Rows from a figure dataset:
□ □ □ □ □ □ □

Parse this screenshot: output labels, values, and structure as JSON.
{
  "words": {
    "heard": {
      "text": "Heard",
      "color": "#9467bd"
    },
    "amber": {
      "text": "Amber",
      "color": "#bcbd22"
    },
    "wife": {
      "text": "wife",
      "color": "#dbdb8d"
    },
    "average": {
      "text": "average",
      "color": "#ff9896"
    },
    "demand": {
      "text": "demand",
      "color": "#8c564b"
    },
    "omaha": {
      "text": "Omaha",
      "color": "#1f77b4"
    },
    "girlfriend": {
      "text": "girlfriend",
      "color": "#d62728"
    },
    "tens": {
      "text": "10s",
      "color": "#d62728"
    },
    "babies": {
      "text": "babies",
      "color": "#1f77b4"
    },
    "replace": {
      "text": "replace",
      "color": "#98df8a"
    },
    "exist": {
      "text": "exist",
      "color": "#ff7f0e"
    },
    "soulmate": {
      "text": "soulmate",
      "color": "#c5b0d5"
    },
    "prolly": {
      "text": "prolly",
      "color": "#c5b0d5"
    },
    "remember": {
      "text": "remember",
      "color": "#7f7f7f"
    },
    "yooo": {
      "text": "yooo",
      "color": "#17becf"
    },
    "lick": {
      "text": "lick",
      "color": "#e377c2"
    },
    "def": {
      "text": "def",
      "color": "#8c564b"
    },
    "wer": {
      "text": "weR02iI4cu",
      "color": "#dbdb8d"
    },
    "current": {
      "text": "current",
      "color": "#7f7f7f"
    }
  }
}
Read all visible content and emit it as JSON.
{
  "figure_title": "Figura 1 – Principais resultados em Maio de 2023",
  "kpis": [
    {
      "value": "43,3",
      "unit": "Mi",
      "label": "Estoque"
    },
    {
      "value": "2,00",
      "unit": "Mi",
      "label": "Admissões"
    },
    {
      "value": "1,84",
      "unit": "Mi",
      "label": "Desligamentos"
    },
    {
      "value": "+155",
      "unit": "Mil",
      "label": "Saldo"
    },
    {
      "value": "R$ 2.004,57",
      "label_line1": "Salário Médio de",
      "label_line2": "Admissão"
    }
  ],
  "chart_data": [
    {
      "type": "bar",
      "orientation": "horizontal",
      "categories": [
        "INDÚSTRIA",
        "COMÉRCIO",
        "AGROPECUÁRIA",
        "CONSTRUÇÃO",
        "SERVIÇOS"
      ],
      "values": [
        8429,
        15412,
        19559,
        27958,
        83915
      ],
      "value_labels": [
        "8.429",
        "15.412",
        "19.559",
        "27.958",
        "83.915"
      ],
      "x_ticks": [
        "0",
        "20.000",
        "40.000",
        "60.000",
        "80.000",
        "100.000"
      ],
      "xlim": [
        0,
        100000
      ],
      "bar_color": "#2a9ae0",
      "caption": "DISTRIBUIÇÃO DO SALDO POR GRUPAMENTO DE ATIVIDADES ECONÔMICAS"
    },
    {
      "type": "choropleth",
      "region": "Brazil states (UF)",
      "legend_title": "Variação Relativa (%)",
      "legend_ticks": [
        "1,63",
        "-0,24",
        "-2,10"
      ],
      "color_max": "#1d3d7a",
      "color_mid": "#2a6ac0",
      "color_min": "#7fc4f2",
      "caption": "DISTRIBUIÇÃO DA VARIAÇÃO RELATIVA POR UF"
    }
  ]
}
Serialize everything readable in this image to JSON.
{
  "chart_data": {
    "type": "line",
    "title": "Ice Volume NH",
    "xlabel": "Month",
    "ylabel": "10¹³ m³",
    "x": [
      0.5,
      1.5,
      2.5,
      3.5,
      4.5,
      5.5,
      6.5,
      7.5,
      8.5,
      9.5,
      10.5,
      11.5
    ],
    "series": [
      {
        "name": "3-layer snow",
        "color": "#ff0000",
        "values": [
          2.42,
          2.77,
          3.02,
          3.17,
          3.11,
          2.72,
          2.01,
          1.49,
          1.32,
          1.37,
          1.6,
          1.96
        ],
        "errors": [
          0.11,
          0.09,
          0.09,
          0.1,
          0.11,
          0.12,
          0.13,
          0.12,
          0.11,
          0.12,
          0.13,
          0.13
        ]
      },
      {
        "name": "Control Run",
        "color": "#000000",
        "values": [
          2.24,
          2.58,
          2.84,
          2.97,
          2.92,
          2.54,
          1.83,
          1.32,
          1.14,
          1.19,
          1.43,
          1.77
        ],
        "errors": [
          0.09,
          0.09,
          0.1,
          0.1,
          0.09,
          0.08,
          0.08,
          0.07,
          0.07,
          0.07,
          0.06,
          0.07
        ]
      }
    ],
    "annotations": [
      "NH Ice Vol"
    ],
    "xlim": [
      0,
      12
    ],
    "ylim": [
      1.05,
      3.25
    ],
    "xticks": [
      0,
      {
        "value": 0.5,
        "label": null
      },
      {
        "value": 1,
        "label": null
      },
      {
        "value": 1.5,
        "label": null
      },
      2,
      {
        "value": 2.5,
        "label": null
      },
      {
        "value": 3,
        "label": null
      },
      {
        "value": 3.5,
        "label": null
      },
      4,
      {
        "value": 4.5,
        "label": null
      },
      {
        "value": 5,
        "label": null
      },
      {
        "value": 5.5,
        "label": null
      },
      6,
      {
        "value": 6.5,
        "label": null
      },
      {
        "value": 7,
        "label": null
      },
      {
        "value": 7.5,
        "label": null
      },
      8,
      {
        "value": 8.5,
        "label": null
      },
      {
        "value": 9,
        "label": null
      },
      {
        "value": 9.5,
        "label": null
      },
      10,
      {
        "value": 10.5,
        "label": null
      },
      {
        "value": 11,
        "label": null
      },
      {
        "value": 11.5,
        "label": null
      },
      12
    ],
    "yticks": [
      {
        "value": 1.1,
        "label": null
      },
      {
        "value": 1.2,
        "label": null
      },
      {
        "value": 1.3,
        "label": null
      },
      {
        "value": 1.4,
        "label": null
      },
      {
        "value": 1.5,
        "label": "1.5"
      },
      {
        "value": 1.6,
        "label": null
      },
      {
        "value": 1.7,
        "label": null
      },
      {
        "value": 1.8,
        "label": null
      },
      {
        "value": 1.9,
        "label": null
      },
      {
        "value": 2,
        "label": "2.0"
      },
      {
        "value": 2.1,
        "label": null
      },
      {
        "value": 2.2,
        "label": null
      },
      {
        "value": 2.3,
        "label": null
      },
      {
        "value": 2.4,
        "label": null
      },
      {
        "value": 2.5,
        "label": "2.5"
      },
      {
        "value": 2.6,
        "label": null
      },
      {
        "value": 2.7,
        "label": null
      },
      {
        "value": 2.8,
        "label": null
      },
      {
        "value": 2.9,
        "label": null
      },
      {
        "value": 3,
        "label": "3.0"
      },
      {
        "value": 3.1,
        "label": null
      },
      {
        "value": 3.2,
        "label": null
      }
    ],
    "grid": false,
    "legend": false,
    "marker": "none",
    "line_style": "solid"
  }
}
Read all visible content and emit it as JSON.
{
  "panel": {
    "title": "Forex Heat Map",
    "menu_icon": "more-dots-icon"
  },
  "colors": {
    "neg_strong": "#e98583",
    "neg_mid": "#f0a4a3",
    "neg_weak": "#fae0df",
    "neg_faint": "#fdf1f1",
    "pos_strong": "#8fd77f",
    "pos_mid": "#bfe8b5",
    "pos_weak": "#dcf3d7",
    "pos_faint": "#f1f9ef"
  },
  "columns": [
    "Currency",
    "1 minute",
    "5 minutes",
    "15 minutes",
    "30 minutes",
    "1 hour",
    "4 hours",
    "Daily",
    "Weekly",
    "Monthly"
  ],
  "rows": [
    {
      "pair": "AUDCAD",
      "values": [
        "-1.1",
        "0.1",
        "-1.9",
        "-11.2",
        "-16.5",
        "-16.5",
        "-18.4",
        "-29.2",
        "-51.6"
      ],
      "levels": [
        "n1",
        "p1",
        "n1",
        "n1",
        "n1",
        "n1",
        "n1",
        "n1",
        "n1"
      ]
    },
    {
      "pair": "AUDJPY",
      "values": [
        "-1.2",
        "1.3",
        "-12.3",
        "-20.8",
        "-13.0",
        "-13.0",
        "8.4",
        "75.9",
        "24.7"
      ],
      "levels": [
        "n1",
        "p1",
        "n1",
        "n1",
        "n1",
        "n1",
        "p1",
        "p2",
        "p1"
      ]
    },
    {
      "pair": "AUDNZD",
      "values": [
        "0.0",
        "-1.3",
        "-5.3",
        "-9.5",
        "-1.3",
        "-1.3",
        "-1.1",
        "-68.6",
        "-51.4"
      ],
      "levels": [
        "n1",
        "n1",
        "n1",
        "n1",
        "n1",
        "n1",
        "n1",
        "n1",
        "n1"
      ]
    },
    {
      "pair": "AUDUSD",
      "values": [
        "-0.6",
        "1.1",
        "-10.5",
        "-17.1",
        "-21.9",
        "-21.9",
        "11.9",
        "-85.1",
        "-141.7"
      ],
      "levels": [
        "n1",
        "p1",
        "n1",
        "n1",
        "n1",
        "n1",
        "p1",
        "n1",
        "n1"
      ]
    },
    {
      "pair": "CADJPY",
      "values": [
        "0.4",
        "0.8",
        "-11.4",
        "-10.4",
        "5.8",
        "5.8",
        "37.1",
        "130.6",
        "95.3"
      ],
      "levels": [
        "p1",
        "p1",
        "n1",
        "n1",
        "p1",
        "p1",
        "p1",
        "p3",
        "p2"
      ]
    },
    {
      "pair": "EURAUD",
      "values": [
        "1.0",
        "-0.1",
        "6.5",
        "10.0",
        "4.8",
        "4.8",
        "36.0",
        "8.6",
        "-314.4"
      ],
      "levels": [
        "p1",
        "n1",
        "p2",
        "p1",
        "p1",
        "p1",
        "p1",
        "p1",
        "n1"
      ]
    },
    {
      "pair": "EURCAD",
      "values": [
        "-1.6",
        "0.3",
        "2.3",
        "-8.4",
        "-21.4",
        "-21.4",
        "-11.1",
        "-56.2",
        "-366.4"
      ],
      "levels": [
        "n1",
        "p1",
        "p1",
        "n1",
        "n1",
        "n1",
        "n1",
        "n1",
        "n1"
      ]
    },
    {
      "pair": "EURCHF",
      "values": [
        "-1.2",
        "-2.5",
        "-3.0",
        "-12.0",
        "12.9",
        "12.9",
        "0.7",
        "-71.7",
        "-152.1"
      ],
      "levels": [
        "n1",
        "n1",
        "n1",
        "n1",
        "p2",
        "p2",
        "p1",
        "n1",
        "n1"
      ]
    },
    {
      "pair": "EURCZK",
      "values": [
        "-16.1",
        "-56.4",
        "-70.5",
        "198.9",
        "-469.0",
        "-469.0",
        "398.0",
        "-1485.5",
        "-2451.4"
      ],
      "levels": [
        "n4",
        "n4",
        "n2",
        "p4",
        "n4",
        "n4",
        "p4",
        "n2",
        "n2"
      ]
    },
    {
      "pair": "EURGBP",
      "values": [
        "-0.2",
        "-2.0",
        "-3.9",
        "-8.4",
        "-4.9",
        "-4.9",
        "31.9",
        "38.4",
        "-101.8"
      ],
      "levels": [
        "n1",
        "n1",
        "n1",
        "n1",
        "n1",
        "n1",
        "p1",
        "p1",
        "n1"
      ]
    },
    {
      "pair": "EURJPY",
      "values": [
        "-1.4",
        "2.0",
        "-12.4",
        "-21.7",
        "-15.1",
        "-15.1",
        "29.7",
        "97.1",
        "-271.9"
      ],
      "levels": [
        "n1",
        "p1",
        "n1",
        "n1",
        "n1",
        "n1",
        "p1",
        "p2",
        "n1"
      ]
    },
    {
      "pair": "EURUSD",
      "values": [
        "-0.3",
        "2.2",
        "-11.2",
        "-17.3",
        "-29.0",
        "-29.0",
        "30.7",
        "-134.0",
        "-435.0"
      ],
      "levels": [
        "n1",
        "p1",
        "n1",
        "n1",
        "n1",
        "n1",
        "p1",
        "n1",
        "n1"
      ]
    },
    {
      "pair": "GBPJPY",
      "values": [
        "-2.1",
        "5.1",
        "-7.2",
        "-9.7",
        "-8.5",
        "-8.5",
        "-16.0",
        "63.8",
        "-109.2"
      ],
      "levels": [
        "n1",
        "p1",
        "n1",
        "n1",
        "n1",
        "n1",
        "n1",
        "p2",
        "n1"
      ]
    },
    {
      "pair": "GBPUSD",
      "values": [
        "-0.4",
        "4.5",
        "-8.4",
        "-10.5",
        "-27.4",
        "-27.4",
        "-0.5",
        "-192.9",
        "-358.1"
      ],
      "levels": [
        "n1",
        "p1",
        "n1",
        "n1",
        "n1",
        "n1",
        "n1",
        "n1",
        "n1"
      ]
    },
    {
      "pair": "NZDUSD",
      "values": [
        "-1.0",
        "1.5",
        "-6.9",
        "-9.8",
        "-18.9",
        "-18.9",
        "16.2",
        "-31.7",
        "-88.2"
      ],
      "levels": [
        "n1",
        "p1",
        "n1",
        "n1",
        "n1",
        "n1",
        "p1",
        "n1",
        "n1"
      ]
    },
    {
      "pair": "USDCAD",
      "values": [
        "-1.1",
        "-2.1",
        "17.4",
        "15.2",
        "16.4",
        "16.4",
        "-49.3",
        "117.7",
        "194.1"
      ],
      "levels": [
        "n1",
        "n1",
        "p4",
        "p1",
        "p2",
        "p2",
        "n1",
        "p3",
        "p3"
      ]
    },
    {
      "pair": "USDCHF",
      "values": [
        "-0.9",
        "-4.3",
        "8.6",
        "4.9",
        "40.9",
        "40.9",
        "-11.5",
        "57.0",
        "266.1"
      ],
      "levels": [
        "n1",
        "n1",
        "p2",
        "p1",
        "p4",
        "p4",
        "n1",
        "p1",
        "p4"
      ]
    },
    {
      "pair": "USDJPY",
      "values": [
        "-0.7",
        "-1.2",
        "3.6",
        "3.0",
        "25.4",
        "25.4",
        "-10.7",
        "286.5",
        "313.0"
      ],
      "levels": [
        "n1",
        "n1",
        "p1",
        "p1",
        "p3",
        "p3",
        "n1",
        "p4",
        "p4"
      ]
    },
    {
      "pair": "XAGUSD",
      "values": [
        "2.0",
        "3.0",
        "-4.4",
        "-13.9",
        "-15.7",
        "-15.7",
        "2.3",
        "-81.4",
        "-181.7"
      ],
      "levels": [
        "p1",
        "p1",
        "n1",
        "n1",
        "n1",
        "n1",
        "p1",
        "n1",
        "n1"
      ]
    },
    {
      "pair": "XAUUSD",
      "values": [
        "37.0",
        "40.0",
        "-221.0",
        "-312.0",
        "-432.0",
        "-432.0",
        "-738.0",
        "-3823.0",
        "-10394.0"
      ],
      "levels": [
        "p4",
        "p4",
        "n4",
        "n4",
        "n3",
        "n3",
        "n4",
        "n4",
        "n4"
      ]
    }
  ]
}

□ □ □ □ □ □ □

_Your instructions_
Return only the number of lines in the preceding records that contain the string "this".

_Complete output_
2